__WHAT IS BEING ASKED__: Below is a block of data; give all of it again word for word.

##### SUPPLIED MATERIAL #####

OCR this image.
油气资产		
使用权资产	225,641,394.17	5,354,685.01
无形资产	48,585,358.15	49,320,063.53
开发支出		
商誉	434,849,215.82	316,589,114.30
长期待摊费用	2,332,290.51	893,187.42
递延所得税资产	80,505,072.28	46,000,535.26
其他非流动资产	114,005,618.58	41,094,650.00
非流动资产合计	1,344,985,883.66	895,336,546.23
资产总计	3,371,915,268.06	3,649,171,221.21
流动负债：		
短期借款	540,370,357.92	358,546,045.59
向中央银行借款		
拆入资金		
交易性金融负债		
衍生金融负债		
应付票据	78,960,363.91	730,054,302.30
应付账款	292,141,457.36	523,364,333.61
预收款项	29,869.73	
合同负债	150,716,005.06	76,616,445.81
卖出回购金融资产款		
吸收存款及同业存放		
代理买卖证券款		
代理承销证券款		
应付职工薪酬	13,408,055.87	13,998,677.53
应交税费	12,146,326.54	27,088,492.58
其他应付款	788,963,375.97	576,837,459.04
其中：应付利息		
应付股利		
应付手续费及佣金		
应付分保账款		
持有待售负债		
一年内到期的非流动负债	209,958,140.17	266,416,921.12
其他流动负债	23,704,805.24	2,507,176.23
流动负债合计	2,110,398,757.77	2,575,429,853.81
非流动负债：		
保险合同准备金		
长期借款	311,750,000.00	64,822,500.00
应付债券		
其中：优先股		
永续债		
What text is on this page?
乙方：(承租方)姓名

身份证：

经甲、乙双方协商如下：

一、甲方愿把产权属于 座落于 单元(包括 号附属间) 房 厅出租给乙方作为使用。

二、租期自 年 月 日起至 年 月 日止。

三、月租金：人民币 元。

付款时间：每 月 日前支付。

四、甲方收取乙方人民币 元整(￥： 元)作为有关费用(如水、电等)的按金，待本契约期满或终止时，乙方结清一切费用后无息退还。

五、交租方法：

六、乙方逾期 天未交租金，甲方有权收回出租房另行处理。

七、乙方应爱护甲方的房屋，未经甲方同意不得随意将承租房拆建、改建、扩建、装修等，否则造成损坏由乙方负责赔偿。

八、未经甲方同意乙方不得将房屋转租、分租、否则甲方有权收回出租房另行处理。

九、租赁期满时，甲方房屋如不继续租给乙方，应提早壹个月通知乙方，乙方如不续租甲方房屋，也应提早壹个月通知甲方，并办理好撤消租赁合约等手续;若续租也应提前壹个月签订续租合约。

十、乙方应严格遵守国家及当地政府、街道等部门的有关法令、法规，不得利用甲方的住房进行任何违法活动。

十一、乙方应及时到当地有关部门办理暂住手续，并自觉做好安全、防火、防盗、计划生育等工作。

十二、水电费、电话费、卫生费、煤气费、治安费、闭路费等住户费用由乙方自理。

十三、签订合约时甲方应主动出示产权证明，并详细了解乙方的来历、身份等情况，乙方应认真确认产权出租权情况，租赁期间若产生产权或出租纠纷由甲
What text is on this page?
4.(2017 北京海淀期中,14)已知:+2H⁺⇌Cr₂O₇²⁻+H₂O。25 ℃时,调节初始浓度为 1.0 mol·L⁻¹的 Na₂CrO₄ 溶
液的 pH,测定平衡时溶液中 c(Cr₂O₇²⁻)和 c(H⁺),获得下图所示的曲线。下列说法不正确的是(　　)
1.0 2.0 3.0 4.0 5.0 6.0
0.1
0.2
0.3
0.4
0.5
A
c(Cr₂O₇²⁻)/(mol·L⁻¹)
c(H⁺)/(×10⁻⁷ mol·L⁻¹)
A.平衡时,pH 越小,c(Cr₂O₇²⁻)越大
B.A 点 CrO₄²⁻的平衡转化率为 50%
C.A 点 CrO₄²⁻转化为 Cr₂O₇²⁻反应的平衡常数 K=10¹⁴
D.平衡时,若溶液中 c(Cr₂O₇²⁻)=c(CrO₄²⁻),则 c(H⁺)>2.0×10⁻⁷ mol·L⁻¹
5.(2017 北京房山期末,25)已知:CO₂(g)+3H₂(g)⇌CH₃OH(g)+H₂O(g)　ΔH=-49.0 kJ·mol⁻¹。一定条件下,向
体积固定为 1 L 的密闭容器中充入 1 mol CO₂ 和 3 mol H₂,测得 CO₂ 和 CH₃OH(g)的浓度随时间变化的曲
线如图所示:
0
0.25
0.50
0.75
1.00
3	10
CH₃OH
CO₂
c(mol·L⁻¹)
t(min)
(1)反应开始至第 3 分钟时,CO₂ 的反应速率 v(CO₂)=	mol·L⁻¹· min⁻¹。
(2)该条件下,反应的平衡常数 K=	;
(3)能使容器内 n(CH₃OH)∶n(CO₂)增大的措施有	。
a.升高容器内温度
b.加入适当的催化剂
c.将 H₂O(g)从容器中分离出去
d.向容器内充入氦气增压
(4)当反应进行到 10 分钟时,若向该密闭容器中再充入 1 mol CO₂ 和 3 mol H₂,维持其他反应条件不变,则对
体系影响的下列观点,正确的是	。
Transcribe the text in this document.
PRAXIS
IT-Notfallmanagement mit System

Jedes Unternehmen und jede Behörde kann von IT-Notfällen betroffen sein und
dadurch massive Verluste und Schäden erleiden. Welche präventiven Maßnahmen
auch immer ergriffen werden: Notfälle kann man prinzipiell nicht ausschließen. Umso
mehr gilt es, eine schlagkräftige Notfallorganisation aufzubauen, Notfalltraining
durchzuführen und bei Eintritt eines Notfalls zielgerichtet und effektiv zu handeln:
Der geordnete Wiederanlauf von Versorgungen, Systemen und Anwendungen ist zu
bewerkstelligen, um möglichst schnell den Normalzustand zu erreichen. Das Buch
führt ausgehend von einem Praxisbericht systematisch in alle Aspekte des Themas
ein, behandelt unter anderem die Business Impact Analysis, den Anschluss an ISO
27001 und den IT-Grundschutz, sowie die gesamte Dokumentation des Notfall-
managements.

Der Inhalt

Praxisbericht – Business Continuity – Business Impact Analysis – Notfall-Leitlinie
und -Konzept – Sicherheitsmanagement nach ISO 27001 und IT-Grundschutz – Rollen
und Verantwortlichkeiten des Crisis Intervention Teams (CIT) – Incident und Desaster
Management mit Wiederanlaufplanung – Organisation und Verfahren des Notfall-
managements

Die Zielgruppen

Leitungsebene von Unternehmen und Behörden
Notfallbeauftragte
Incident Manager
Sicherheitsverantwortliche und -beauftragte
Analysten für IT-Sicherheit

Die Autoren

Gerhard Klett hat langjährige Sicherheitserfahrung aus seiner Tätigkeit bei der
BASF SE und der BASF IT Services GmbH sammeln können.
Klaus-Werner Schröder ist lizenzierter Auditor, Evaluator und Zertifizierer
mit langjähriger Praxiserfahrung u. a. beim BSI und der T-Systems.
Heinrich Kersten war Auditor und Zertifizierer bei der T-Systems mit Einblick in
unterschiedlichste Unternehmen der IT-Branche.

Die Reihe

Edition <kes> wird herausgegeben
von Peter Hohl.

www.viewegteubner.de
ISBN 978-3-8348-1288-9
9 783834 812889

#####

__SOLVED PROBLEM__:
OCR this image.
油气资产		
使用权资产	225,641,394.17	5,354,685.01
无形资产	48,585,358.15	49,320,063.53
开发支出		
商誉	434,849,215.82	316,589,114.30
长期待摊费用	2,332,290.51	893,187.42
递延所得税资产	80,505,072.28	46,000,535.26
其他非流动资产	114,005,618.58	41,094,650.00
非流动资产合计	1,344,985,883.66	895,336,546.23
资产总计	3,371,915,268.06	3,649,171,221.21
流动负债：		
短期借款	540,370,357.92	358,546,045.59
向中央银行借款		
拆入资金		
交易性金融负债		
衍生金融负债		
应付票据	78,960,363.91	730,054,302.30
应付账款	292,141,457.36	523,364,333.61
预收款项	29,869.73	
合同负债	150,716,005.06	76,616,445.81
卖出回购金融资产款		
吸收存款及同业存放		
代理买卖证券款		
代理承销证券款		
应付职工薪酬	13,408,055.87	13,998,677.53
应交税费	12,146,326.54	27,088,492.58
其他应付款	788,963,375.97	576,837,459.04
其中：应付利息		
应付股利		
应付手续费及佣金		
应付分保账款		
持有待售负债		
一年内到期的非流动负债	209,958,140.17	266,416,921.12
其他流动负债	23,704,805.24	2,507,176.23
流动负债合计	2,110,398,757.77	2,575,429,853.81
非流动负债：		
保险合同准备金		
长期借款	311,750,000.00	64,822,500.00
应付债券		
其中：优先股		
永续债		
What text is on this page?
乙方：(承租方)姓名

身份证：

经甲、乙双方协商如下：

一、甲方愿把产权属于 座落于 单元(包括 号附属间) 房 厅出租给乙方作为使用。

二、租期自 年 月 日起至 年 月 日止。

三、月租金：人民币 元。

付款时间：每 月 日前支付。

四、甲方收取乙方人民币 元整(￥： 元)作为有关费用(如水、电等)的按金，待本契约期满或终止时，乙方结清一切费用后无息退还。

五、交租方法：

六、乙方逾期 天未交租金，甲方有权收回出租房另行处理。

七、乙方应爱护甲方的房屋，未经甲方同意不得随意将承租房拆建、改建、扩建、装修等，否则造成损坏由乙方负责赔偿。

八、未经甲方同意乙方不得将房屋转租、分租、否则甲方有权收回出租房另行处理。

九、租赁期满时，甲方房屋如不继续租给乙方，应提早壹个月通知乙方，乙方如不续租甲方房屋，也应提早壹个月通知甲方，并办理好撤消租赁合约等手续;若续租也应提前壹个月签订续租合约。

十、乙方应严格遵守国家及当地政府、街道等部门的有关法令、法规，不得利用甲方的住房进行任何违法活动。

十一、乙方应及时到当地有关部门办理暂住手续，并自觉做好安全、防火、防盗、计划生育等工作。

十二、水电费、电话费、卫生费、煤气费、治安费、闭路费等住户费用由乙方自理。

十三、签订合约时甲方应主动出示产权证明，并详细了解乙方的来历、身份等情况，乙方应认真确认产权出租权情况，租赁期间若产生产权或出租纠纷由甲
What text is on this page?
4.(2017 北京海淀期中,14)已知:+2H⁺⇌Cr₂O₇²⁻+H₂O。25 ℃时,调节初始浓度为 1.0 mol·L⁻¹的 Na₂CrO₄ 溶
液的 pH,测定平衡时溶液中 c(Cr₂O₇²⁻)和 c(H⁺),获得下图所示的曲线。下列说法不正确的是(　　)
1.0 2.0 3.0 4.0 5.0 6.0
0.1
0.2
0.3
0.4
0.5
A
c(Cr₂O₇²⁻)/(mol·L⁻¹)
c(H⁺)/(×10⁻⁷ mol·L⁻¹)
A.平衡时,pH 越小,c(Cr₂O₇²⁻)越大
B.A 点 CrO₄²⁻的平衡转化率为 50%
C.A 点 CrO₄²⁻转化为 Cr₂O₇²⁻反应的平衡常数 K=10¹⁴
D.平衡时,若溶液中 c(Cr₂O₇²⁻)=c(CrO₄²⁻),则 c(H⁺)>2.0×10⁻⁷ mol·L⁻¹
5.(2017 北京房山期末,25)已知:CO₂(g)+3H₂(g)⇌CH₃OH(g)+H₂O(g)　ΔH=-49.0 kJ·mol⁻¹。一定条件下,向
体积固定为 1 L 的密闭容器中充入 1 mol CO₂ 和 3 mol H₂,测得 CO₂ 和 CH₃OH(g)的浓度随时间变化的曲
线如图所示:
0
0.25
0.50
0.75
1.00
3	10
CH₃OH
CO₂
c(mol·L⁻¹)
t(min)
(1)反应开始至第 3 分钟时,CO₂ 的反应速率 v(CO₂)=	mol·L⁻¹· min⁻¹。
(2)该条件下,反应的平衡常数 K=	;
(3)能使容器内 n(CH₃OH)∶n(CO₂)增大的措施有	。
a.升高容器内温度
b.加入适当的催化剂
c.将 H₂O(g)从容器中分离出去
d.向容器内充入氦气增压
(4)当反应进行到 10 分钟时,若向该密闭容器中再充入 1 mol CO₂ 和 3 mol H₂,维持其他反应条件不变,则对
体系影响的下列观点,正确的是	。
Transcribe the text in this document.
PRAXIS
IT-Notfallmanagement mit System

Jedes Unternehmen und jede Behörde kann von IT-Notfällen betroffen sein und
dadurch massive Verluste und Schäden erleiden. Welche präventiven Maßnahmen
auch immer ergriffen werden: Notfälle kann man prinzipiell nicht ausschließen. Umso
mehr gilt es, eine schlagkräftige Notfallorganisation aufzubauen, Notfalltraining
durchzuführen und bei Eintritt eines Notfalls zielgerichtet und effektiv zu handeln:
Der geordnete Wiederanlauf von Versorgungen, Systemen und Anwendungen ist zu
bewerkstelligen, um möglichst schnell den Normalzustand zu erreichen. Das Buch
führt ausgehend von einem Praxisbericht systematisch in alle Aspekte des Themas
ein, behandelt unter anderem die Business Impact Analysis, den Anschluss an ISO
27001 und den IT-Grundschutz, sowie die gesamte Dokumentation des Notfall-
managements.

Der Inhalt

Praxisbericht – Business Continuity – Business Impact Analysis – Notfall-Leitlinie
und -Konzept – Sicherheitsmanagement nach ISO 27001 und IT-Grundschutz – Rollen
und Verantwortlichkeiten des Crisis Intervention Teams (CIT) – Incident und Desaster
Management mit Wiederanlaufplanung – Organisation und Verfahren des Notfall-
managements

Die Zielgruppen

Leitungsebene von Unternehmen und Behörden
Notfallbeauftragte
Incident Manager
Sicherheitsverantwortliche und -beauftragte
Analysten für IT-Sicherheit

Die Autoren

Gerhard Klett hat langjährige Sicherheitserfahrung aus seiner Tätigkeit bei der
BASF SE und der BASF IT Services GmbH sammeln können.
Klaus-Werner Schröder ist lizenzierter Auditor, Evaluator und Zertifizierer
mit langjähriger Praxiserfahrung u. a. beim BSI und der T-Systems.
Heinrich Kersten war Auditor und Zertifizierer bei der T-Systems mit Einblick in
unterschiedlichste Unternehmen der IT-Branche.

Die Reihe

Edition <kes> wird herausgegeben
von Peter Hohl.

www.viewegteubner.de
ISBN 978-3-8348-1288-9
9 783834 812889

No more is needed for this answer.